*PROBLEM DESCRIPTION*.
Each line that holds the word "указаний" is to be identified and copied.
_____
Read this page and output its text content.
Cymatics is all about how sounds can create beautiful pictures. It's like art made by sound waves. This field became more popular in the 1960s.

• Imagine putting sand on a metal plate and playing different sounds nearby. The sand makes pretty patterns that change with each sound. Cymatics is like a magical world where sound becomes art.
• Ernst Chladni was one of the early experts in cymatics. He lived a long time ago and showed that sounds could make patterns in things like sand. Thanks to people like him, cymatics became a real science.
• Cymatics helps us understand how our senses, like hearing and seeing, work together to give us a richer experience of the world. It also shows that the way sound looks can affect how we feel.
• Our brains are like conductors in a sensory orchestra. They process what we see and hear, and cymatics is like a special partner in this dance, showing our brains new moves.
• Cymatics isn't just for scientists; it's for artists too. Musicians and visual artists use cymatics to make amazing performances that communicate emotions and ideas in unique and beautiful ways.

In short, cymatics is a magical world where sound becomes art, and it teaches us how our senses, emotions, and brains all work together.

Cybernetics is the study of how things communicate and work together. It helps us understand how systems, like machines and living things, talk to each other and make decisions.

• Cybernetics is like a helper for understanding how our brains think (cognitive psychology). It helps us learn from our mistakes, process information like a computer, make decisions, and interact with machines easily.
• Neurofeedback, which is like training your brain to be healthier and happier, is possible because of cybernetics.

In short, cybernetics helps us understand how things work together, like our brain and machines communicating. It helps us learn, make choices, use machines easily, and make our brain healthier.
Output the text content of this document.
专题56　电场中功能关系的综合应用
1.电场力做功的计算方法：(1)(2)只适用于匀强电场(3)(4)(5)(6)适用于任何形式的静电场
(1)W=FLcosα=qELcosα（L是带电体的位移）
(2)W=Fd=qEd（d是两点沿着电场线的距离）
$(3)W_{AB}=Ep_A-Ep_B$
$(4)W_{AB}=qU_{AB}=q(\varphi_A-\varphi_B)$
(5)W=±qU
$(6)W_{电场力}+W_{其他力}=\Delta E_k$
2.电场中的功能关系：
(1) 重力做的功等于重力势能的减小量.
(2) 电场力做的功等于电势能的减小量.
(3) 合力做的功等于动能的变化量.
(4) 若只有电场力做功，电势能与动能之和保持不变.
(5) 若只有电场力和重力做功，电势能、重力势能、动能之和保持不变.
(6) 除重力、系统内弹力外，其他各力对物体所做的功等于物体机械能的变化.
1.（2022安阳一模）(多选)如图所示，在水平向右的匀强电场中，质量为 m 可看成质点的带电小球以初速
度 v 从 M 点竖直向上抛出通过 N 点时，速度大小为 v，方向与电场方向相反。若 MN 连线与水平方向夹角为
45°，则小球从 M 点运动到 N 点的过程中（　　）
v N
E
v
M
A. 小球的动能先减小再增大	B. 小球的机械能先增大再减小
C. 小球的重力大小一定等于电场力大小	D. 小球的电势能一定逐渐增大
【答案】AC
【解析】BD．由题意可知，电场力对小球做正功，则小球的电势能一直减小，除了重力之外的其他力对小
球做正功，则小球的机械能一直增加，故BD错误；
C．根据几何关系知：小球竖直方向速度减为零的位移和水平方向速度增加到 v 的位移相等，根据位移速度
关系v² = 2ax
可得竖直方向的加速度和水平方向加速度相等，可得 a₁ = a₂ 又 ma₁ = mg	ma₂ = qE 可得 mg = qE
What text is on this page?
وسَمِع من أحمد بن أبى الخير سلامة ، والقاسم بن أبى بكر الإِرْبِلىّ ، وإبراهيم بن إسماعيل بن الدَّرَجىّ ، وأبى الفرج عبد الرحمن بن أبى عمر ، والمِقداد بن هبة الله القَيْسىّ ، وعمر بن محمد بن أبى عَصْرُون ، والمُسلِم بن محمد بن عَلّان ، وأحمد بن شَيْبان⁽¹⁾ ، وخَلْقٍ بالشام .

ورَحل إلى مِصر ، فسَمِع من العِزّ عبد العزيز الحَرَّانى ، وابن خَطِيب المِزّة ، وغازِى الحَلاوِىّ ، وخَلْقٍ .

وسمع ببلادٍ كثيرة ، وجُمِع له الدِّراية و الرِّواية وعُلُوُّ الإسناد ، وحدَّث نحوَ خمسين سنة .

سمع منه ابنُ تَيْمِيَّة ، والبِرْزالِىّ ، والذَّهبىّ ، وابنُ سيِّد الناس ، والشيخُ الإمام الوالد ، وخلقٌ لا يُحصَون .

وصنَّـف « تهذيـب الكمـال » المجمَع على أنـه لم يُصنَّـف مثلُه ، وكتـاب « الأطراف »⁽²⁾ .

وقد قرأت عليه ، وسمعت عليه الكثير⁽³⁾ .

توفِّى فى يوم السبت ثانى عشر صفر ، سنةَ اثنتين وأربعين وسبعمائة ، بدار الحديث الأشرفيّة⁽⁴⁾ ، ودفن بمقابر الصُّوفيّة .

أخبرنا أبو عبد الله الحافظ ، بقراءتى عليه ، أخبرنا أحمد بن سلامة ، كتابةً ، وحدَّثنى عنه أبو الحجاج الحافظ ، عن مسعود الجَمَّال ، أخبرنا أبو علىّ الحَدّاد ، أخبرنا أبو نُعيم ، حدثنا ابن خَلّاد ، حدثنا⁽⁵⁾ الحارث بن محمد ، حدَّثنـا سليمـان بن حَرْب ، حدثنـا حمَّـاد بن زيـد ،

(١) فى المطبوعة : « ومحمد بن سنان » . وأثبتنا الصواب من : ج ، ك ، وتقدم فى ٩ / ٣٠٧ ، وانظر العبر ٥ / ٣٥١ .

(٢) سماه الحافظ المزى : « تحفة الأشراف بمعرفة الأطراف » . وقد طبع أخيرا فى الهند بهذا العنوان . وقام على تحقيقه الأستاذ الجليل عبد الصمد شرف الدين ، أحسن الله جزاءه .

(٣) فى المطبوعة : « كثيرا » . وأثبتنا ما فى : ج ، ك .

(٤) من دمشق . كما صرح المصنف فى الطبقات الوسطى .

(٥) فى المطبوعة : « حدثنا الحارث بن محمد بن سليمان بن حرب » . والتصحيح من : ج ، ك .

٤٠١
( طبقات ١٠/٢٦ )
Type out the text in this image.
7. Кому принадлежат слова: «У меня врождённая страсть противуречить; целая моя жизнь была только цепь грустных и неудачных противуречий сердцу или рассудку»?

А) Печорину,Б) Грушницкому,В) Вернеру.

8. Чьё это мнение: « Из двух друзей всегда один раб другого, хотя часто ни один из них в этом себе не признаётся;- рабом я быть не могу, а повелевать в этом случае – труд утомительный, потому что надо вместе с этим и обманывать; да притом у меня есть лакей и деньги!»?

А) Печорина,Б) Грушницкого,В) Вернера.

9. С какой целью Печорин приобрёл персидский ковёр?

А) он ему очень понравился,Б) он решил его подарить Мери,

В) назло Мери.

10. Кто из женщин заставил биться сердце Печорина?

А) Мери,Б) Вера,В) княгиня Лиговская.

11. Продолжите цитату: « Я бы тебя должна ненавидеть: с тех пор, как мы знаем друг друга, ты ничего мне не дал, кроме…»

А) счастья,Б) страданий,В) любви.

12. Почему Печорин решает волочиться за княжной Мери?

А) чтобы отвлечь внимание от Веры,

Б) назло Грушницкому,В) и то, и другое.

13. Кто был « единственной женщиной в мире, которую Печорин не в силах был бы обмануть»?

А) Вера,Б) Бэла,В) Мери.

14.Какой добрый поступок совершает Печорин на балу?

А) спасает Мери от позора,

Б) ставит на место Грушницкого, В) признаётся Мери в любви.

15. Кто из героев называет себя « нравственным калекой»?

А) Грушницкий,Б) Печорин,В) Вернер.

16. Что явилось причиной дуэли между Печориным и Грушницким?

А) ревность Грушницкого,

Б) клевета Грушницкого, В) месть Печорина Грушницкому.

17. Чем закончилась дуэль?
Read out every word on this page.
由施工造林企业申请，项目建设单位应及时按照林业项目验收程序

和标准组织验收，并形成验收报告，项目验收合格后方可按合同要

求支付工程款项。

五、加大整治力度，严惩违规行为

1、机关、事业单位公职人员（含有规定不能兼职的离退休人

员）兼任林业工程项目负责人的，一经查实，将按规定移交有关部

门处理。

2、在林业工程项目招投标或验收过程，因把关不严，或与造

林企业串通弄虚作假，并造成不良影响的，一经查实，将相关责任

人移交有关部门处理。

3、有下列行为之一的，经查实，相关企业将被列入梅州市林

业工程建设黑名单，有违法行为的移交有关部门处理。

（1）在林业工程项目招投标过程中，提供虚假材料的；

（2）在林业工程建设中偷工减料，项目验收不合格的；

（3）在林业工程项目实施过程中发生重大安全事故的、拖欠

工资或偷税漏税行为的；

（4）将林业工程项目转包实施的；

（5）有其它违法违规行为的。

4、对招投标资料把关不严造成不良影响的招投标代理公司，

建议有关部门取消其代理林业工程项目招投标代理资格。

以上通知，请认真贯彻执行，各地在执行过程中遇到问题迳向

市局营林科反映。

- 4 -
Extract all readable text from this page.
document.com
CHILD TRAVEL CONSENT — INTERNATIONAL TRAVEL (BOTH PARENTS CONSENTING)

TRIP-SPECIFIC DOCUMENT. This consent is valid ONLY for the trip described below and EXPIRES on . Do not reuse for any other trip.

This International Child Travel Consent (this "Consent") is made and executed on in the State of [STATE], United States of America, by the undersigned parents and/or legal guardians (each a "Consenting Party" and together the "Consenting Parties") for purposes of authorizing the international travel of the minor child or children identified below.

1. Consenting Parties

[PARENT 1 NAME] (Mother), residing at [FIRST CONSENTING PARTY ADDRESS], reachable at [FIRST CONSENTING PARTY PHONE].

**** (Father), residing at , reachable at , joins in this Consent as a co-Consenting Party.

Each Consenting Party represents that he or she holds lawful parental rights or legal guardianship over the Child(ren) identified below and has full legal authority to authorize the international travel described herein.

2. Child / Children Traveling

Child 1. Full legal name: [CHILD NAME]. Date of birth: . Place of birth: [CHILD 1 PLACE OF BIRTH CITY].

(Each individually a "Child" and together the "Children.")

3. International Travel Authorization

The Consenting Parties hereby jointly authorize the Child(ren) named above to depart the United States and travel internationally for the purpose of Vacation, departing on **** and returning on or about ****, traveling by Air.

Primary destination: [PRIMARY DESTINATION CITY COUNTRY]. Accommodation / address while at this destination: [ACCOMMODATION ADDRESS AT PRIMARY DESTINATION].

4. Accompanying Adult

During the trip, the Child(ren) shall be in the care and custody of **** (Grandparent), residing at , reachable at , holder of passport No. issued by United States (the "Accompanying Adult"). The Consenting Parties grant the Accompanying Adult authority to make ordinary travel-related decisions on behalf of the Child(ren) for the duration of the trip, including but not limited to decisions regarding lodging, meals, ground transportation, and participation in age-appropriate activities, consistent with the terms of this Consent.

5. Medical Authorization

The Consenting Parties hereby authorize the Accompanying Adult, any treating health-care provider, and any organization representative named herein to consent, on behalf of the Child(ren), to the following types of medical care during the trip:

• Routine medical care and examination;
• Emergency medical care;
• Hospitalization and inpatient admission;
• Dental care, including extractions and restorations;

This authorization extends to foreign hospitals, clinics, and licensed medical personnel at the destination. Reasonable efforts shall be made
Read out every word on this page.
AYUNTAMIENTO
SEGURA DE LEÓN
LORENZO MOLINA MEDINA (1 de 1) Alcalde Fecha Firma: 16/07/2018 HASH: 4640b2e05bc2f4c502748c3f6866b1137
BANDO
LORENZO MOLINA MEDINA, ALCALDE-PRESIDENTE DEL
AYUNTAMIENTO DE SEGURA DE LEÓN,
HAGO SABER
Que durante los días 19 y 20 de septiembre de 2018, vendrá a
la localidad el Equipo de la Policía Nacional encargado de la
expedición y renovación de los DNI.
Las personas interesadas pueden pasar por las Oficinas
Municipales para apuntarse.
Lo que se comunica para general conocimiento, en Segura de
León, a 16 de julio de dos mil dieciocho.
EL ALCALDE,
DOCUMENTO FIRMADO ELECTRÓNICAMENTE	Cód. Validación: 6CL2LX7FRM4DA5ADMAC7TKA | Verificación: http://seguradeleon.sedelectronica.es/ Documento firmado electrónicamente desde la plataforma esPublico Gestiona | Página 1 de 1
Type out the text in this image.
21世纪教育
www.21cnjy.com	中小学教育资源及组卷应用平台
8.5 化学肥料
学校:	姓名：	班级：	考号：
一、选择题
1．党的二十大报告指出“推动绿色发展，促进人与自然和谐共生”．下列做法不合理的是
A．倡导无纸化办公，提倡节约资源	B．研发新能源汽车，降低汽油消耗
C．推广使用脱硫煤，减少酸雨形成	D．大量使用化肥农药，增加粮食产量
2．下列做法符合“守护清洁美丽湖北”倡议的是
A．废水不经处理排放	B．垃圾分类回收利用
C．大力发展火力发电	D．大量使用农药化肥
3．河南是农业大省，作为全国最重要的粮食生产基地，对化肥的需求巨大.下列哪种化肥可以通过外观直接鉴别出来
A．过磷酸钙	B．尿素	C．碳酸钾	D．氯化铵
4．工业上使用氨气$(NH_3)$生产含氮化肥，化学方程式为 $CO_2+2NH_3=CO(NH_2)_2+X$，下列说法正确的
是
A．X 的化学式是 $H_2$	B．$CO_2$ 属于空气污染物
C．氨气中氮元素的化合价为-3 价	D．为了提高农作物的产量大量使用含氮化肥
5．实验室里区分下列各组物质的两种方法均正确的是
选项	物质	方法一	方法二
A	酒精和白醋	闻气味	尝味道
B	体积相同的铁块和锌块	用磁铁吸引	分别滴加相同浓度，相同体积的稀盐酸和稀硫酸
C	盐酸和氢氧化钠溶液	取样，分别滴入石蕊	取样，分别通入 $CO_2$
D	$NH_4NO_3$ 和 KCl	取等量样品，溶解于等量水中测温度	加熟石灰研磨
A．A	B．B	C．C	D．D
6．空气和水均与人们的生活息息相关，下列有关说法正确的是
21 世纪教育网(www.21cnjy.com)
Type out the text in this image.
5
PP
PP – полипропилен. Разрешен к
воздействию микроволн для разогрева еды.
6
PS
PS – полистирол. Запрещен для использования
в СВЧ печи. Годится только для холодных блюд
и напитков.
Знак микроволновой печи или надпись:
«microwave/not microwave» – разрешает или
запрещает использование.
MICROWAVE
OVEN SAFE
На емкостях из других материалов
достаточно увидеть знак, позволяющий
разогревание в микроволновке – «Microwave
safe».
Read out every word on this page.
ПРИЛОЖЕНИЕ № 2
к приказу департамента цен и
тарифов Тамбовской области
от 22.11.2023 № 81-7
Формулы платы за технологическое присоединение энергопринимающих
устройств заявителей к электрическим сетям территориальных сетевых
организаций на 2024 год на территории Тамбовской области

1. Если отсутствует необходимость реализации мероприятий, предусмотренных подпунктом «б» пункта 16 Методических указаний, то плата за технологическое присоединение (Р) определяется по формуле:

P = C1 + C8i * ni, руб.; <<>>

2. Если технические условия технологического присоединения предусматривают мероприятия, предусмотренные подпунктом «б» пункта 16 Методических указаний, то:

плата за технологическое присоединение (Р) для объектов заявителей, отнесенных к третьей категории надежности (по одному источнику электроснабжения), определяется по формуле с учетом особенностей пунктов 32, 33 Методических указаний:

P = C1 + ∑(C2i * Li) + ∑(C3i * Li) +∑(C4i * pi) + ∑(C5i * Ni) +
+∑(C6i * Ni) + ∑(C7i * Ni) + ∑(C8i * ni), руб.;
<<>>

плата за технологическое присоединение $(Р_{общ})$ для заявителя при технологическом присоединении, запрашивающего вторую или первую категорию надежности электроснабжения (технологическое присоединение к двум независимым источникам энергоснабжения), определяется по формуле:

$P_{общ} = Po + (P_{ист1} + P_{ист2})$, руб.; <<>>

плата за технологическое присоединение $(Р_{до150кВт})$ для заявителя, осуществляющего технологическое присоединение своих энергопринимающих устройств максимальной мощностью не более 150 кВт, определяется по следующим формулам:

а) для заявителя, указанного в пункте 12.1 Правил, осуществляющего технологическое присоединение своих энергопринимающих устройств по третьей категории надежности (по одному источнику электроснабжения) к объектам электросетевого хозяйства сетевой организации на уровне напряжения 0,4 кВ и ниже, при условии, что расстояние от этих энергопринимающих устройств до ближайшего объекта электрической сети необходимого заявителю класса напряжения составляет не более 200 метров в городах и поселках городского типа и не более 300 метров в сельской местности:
_____
*FULL SOLUTION*.
1. Если отсутствует необходимость реализации мероприятий, предусмотренных подпунктом «б» пункта 16 Методических указаний, то плата за технологическое присоединение (Р) определяется по формуле:
2. Если технические условия технологического присоединения предусматривают мероприятия, предусмотренные подпунктом «б» пункта 16 Методических указаний, то:
плата за технологическое присоединение (Р) для объектов заявителей, отнесенных к третьей категории надежности (по одному источнику электроснабжения), определяется по формуле с учетом особенностей пунктов 32, 33 Методических указаний:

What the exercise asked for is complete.